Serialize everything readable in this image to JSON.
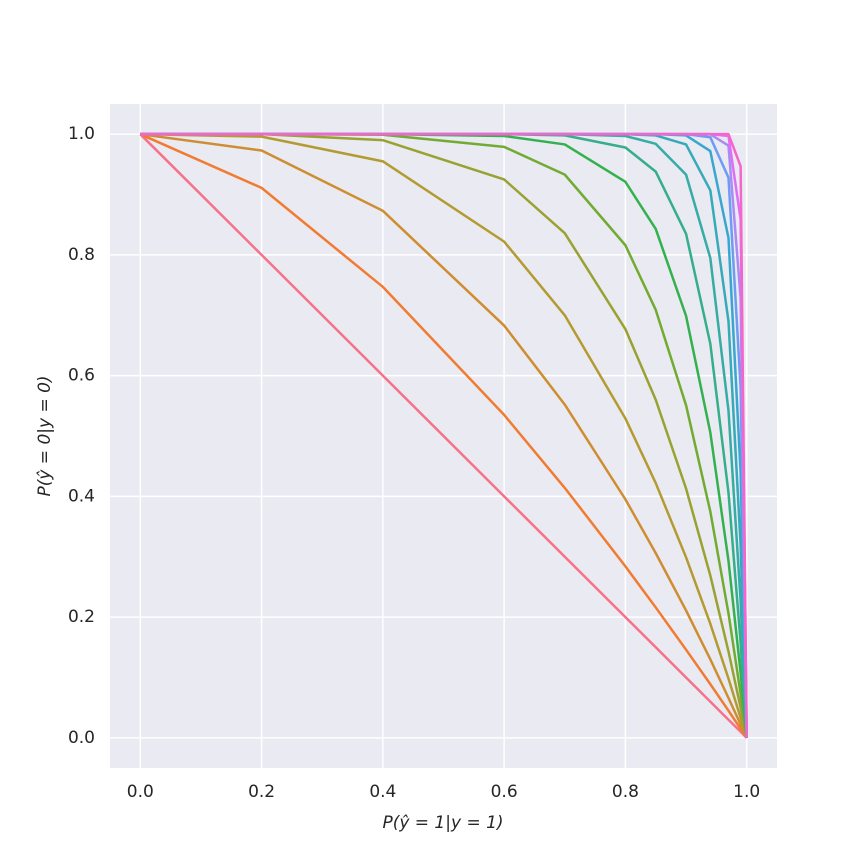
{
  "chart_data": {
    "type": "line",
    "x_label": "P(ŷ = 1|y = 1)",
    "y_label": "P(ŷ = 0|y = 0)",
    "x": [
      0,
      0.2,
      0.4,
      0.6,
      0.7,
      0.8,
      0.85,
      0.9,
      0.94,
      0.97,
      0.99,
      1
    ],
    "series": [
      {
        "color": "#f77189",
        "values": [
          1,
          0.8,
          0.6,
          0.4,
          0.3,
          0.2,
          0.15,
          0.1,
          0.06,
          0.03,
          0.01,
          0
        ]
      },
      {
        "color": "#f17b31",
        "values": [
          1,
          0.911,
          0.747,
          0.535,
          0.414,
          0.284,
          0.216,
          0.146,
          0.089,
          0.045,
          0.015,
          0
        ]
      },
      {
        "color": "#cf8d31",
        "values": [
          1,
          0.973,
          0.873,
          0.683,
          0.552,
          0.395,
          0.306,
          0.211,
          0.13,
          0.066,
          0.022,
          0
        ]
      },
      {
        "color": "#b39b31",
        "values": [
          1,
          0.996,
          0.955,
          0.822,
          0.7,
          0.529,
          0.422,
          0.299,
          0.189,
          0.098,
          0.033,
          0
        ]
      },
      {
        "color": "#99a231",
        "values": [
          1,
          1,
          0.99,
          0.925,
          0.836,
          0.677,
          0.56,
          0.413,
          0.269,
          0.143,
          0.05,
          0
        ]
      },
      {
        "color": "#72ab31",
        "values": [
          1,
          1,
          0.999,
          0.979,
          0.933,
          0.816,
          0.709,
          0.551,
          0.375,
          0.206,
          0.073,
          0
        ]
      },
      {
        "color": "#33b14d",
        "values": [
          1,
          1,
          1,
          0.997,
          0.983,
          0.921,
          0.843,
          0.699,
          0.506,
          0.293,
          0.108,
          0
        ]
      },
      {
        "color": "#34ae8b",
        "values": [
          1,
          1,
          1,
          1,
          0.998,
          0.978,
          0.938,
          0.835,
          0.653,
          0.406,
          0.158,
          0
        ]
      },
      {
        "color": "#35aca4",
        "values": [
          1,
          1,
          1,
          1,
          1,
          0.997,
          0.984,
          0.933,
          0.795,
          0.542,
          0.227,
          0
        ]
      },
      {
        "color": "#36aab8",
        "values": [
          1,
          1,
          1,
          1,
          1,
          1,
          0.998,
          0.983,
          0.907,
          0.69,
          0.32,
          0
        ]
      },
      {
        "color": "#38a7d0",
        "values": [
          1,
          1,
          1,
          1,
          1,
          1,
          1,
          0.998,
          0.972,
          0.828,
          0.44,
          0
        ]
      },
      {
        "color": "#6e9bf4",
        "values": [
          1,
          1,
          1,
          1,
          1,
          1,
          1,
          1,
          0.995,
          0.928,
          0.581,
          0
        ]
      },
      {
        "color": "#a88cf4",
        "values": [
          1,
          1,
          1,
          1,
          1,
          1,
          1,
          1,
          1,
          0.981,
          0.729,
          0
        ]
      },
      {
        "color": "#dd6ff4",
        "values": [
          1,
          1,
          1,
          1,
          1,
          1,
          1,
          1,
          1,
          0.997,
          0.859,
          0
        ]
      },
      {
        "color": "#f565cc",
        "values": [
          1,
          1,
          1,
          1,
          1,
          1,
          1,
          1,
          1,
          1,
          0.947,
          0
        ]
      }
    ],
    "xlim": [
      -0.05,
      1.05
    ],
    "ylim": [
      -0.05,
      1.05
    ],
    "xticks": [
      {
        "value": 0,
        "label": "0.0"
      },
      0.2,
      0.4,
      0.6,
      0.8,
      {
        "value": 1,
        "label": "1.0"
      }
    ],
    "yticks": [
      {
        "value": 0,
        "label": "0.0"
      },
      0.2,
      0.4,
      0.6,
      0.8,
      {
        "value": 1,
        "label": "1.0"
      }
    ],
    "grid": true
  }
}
--------------------
** Written exercise **
Go through the listing above and write it all out exactly, leaving out any picture.

** The reply **
Serialize everything readable in this image to JSON.
{
  "chart_data": {
    "type": "line",
    "x_label": "P(ŷ = 1|y = 1)",
    "y_label": "P(ŷ = 0|y = 0)",
    "x": [
      0,
      0.2,
      0.4,
      0.6,
      0.7,
      0.8,
      0.85,
      0.9,
      0.94,
      0.97,
      0.99,
      1
    ],
    "series": [
      {
        "color": "#f77189",
        "values": [
          1,
          0.8,
          0.6,
          0.4,
          0.3,
          0.2,
          0.15,
          0.1,
          0.06,
          0.03,
          0.01,
          0
        ]
      },
      {
        "color": "#f17b31",
        "values": [
          1,
          0.911,
          0.747,
          0.535,
          0.414,
          0.284,
          0.216,
          0.146,
          0.089,
          0.045,
          0.015,
          0
        ]
      },
      {
        "color": "#cf8d31",
        "values": [
          1,
          0.973,
          0.873,
          0.683,
          0.552,
          0.395,
          0.306,
          0.211,
          0.13,
          0.066,
          0.022,
          0
        ]
      },
      {
        "color": "#b39b31",
        "values": [
          1,
          0.996,
          0.955,
          0.822,
          0.7,
          0.529,
          0.422,
          0.299,
          0.189,
          0.098,
          0.033,
          0
        ]
      },
      {
        "color": "#99a231",
        "values": [
          1,
          1,
          0.99,
          0.925,
          0.836,
          0.677,
          0.56,
          0.413,
          0.269,
          0.143,
          0.05,
          0
        ]
      },
      {
        "color": "#72ab31",
        "values": [
          1,
          1,
          0.999,
          0.979,
          0.933,
          0.816,
          0.709,
          0.551,
          0.375,
          0.206,
          0.073,
          0
        ]
      },
      {
        "color": "#33b14d",
        "values": [
          1,
          1,
          1,
          0.997,
          0.983,
          0.921,
          0.843,
          0.699,
          0.506,
          0.293,
          0.108,
          0
        ]
      },
      {
        "color": "#34ae8b",
        "values": [
          1,
          1,
          1,
          1,
          0.998,
          0.978,
          0.938,
          0.835,
          0.653,
          0.406,
          0.158,
          0
        ]
      },
      {
        "color": "#35aca4",
        "values": [
          1,
          1,
          1,
          1,
          1,
          0.997,
          0.984,
          0.933,
          0.795,
          0.542,
          0.227,
          0
        ]
      },
      {
        "color": "#36aab8",
        "values": [
          1,
          1,
          1,
          1,
          1,
          1,
          0.998,
          0.983,
          0.907,
          0.69,
          0.32,
          0
        ]
      },
      {
        "color": "#38a7d0",
        "values": [
          1,
          1,
          1,
          1,
          1,
          1,
          1,
          0.998,
          0.972,
          0.828,
          0.44,
          0
        ]
      },
      {
        "color": "#6e9bf4",
        "values": [
          1,
          1,
          1,
          1,
          1,
          1,
          1,
          1,
          0.995,
          0.928,
          0.581,
          0
        ]
      },
      {
        "color": "#a88cf4",
        "values": [
          1,
          1,
          1,
          1,
          1,
          1,
          1,
          1,
          1,
          0.981,
          0.729,
          0
        ]
      },
      {
        "color": "#dd6ff4",
        "values": [
          1,
          1,
          1,
          1,
          1,
          1,
          1,
          1,
          1,
          0.997,
          0.859,
          0
        ]
      },
      {
        "color": "#f565cc",
        "values": [
          1,
          1,
          1,
          1,
          1,
          1,
          1,
          1,
          1,
          1,
          0.947,
          0
        ]
      }
    ],
    "xlim": [
      -0.05,
      1.05
    ],
    "ylim": [
      -0.05,
      1.05
    ],
    "xticks": [
      {
        "value": 0,
        "label": "0.0"
      },
      0.2,
      0.4,
      0.6,
      0.8,
      {
        "value": 1,
        "label": "1.0"
      }
    ],
    "yticks": [
      {
        "value": 0,
        "label": "0.0"
      },
      0.2,
      0.4,
      0.6,
      0.8,
      {
        "value": 1,
        "label": "1.0"
      }
    ],
    "grid": true
  }
}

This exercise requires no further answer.